■ **INFORMATION PROVIDED**
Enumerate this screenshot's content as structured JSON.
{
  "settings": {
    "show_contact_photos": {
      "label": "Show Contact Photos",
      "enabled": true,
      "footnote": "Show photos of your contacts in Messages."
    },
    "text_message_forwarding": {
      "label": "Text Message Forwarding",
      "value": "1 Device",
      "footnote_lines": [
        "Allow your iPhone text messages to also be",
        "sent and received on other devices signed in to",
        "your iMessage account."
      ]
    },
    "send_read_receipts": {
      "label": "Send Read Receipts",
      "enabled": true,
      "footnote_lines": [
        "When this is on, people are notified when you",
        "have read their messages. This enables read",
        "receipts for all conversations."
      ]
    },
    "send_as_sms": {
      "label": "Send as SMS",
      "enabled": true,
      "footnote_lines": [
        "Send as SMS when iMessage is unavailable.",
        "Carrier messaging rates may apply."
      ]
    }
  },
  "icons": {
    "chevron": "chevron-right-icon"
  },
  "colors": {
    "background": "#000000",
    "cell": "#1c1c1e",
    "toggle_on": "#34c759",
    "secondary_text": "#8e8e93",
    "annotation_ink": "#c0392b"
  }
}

■ **INSTRUCTION**
Each line of the material should be echoed exactly.

■ **THE OUTPUT**
Enumerate this screenshot's content as structured JSON.
{
  "settings": {
    "show_contact_photos": {
      "label": "Show Contact Photos",
      "enabled": true,
      "footnote": "Show photos of your contacts in Messages."
    },
    "text_message_forwarding": {
      "label": "Text Message Forwarding",
      "value": "1 Device",
      "footnote_lines": [
        "Allow your iPhone text messages to also be",
        "sent and received on other devices signed in to",
        "your iMessage account."
      ]
    },
    "send_read_receipts": {
      "label": "Send Read Receipts",
      "enabled": true,
      "footnote_lines": [
        "When this is on, people are notified when you",
        "have read their messages. This enables read",
        "receipts for all conversations."
      ]
    },
    "send_as_sms": {
      "label": "Send as SMS",
      "enabled": true,
      "footnote_lines": [
        "Send as SMS when iMessage is unavailable.",
        "Carrier messaging rates may apply."
      ]
    }
  },
  "icons": {
    "chevron": "chevron-right-icon"
  },
  "colors": {
    "background": "#000000",
    "cell": "#1c1c1e",
    "toggle_on": "#34c759",
    "secondary_text": "#8e8e93",
    "annotation_ink": "#c0392b"
  }
}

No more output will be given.